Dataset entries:

--

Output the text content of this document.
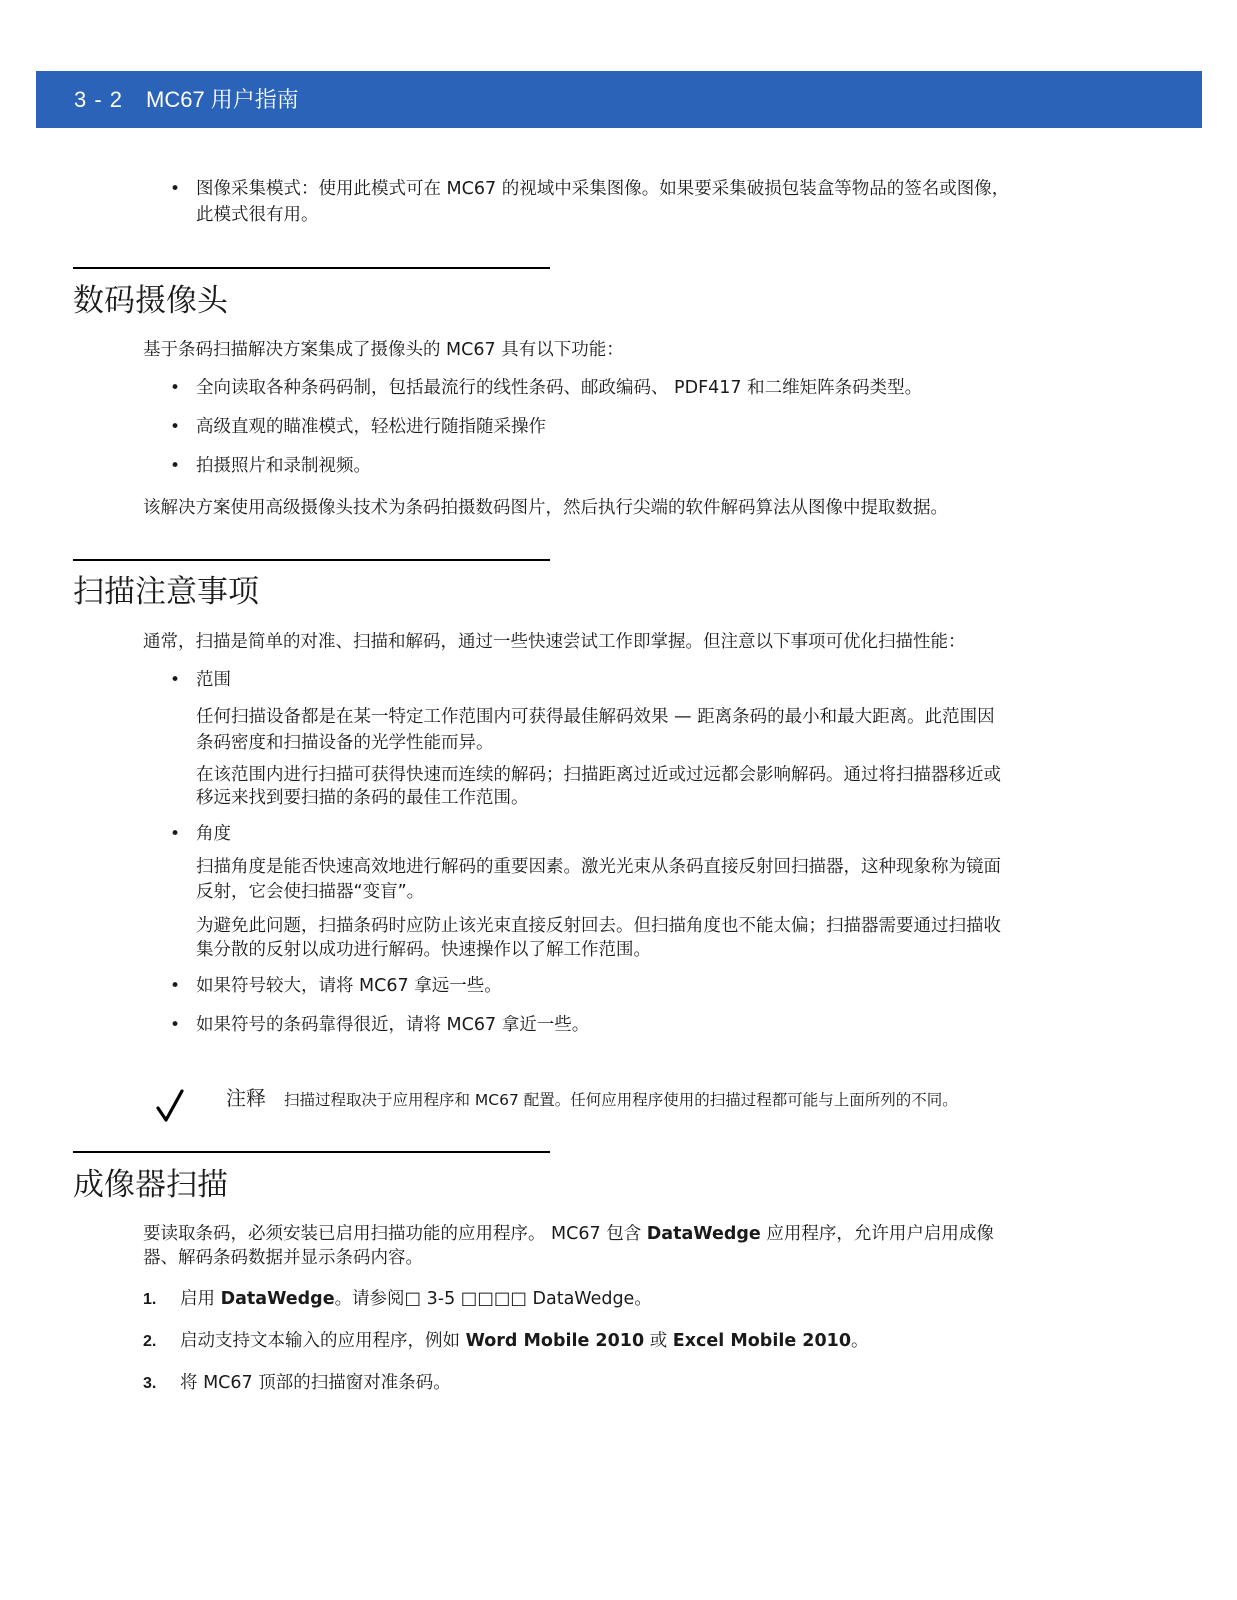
3 - 2 MC67 用户指南
• 图像采集模式：使用此模式可在 MC67 的视域中采集图像。如果要采集破损包装盒等物品的签名或图像，
此模式很有用。
数码摄像头
基于条码扫描解决方案集成了摄像头的 MC67 具有以下功能：
• 全向读取各种条码码制，包括最流行的线性条码、邮政编码、 PDF417 和二维矩阵条码类型。
• 高级直观的瞄准模式，轻松进行随指随采操作
• 拍摄照片和录制视频。
该解决方案使用高级摄像头技术为条码拍摄数码图片，然后执行尖端的软件解码算法从图像中提取数据。
扫描注意事项
通常，扫描是简单的对准、扫描和解码，通过一些快速尝试工作即掌握。但注意以下事项可优化扫描性能：
• 范围
任何扫描设备都是在某一特定工作范围内可获得最佳解码效果 — 距离条码的最小和最大距离。此范围因
条码密度和扫描设备的光学性能而异。
在该范围内进行扫描可获得快速而连续的解码；扫描距离过近或过远都会影响解码。通过将扫描器移近或
移远来找到要扫描的条码的最佳工作范围。
• 角度
扫描角度是能否快速高效地进行解码的重要因素。激光光束从条码直接反射回扫描器，这种现象称为镜面
反射，它会使扫描器“变盲”。
为避免此问题，扫描条码时应防止该光束直接反射回去。但扫描角度也不能太偏；扫描器需要通过扫描收
集分散的反射以成功进行解码。快速操作以了解工作范围。
• 如果符号较大，请将 MC67 拿远一些。
• 如果符号的条码靠得很近，请将 MC67 拿近一些。
注释 扫描过程取决于应用程序和 MC67 配置。任何应用程序使用的扫描过程都可能与上面所列的不同。
成像器扫描
要读取条码，必须安装已启用扫描功能的应用程序。 MC67 包含 DataWedge 应用程序，允许用户启用成像
器、解码条码数据并显示条码内容。
1. 启用 DataWedge。请参阅□ 3-5 □□□□ DataWedge。
2. 启动支持文本输入的应用程序，例如 Word Mobile 2010 或 Excel Mobile 2010。
3. 将 MC67 顶部的扫描窗对准条码。
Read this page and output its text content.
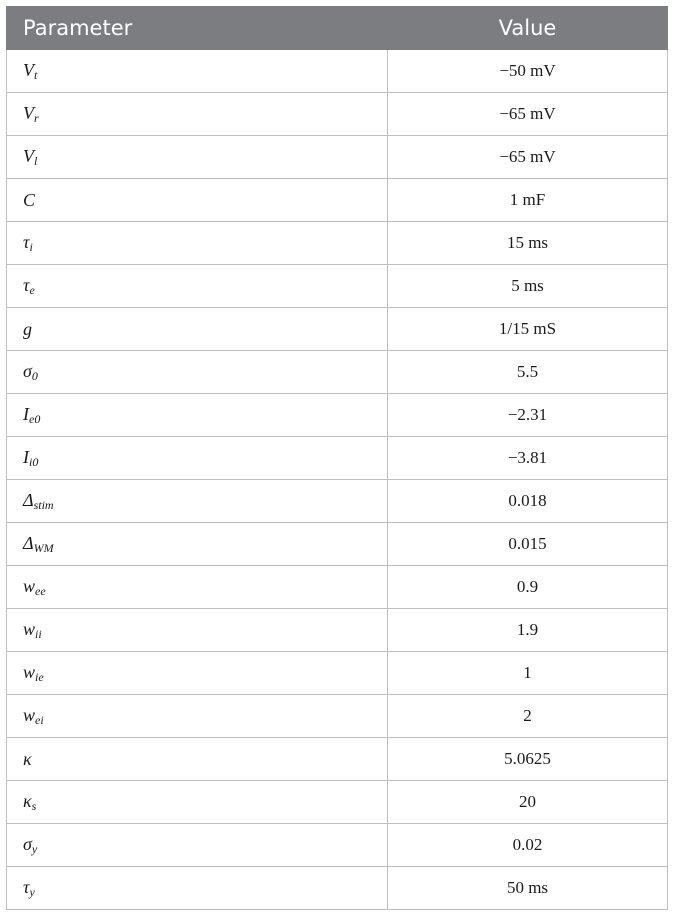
Parameter	Value
$V_t$	−50 mV
$V_r$	−65 mV
$V_l$	−65 mV
C	1 mF
$\tau_i$	15 ms
$\tau_e$	5 ms
g	1/15 mS
$\sigma_0$	5.5
$I_{e0}$	−2.31
$I_{i0}$	−3.81
$\Delta_{stim}$	0.018
$\Delta_{WM}$	0.015
$w_{ee}$	0.9
$w_{ii}$	1.9
$w_{ie}$	1
$w_{ei}$	2
κ	5.0625
$\kappa_s$	20
$\sigma_y$	0.02
$\tau_y$	50 ms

--

What is required => Restate every record exactly, please; do not copy the pictures.

Exercise solution =>
Output the text content of this document.
3 - 2 MC67 用户指南
• 图像采集模式：使用此模式可在 MC67 的视域中采集图像。如果要采集破损包装盒等物品的签名或图像，
此模式很有用。
数码摄像头
基于条码扫描解决方案集成了摄像头的 MC67 具有以下功能：
• 全向读取各种条码码制，包括最流行的线性条码、邮政编码、 PDF417 和二维矩阵条码类型。
• 高级直观的瞄准模式，轻松进行随指随采操作
• 拍摄照片和录制视频。
该解决方案使用高级摄像头技术为条码拍摄数码图片，然后执行尖端的软件解码算法从图像中提取数据。
扫描注意事项
通常，扫描是简单的对准、扫描和解码，通过一些快速尝试工作即掌握。但注意以下事项可优化扫描性能：
• 范围
任何扫描设备都是在某一特定工作范围内可获得最佳解码效果 — 距离条码的最小和最大距离。此范围因
条码密度和扫描设备的光学性能而异。
在该范围内进行扫描可获得快速而连续的解码；扫描距离过近或过远都会影响解码。通过将扫描器移近或
移远来找到要扫描的条码的最佳工作范围。
• 角度
扫描角度是能否快速高效地进行解码的重要因素。激光光束从条码直接反射回扫描器，这种现象称为镜面
反射，它会使扫描器“变盲”。
为避免此问题，扫描条码时应防止该光束直接反射回去。但扫描角度也不能太偏；扫描器需要通过扫描收
集分散的反射以成功进行解码。快速操作以了解工作范围。
• 如果符号较大，请将 MC67 拿远一些。
• 如果符号的条码靠得很近，请将 MC67 拿近一些。
注释 扫描过程取决于应用程序和 MC67 配置。任何应用程序使用的扫描过程都可能与上面所列的不同。
成像器扫描
要读取条码，必须安装已启用扫描功能的应用程序。 MC67 包含 DataWedge 应用程序，允许用户启用成像
器、解码条码数据并显示条码内容。
1. 启用 DataWedge。请参阅□ 3-5 □□□□ DataWedge。
2. 启动支持文本输入的应用程序，例如 Word Mobile 2010 或 Excel Mobile 2010。
3. 将 MC67 顶部的扫描窗对准条码。
Read this page and output its text content.
Parameter	Value
$V_t$	−50 mV
$V_r$	−65 mV
$V_l$	−65 mV
C	1 mF
$\tau_i$	15 ms
$\tau_e$	5 ms
g	1/15 mS
$\sigma_0$	5.5
$I_{e0}$	−2.31
$I_{i0}$	−3.81
$\Delta_{stim}$	0.018
$\Delta_{WM}$	0.015
$w_{ee}$	0.9
$w_{ii}$	1.9
$w_{ie}$	1
$w_{ei}$	2
κ	5.0625
$\kappa_s$	20
$\sigma_y$	0.02
$\tau_y$	50 ms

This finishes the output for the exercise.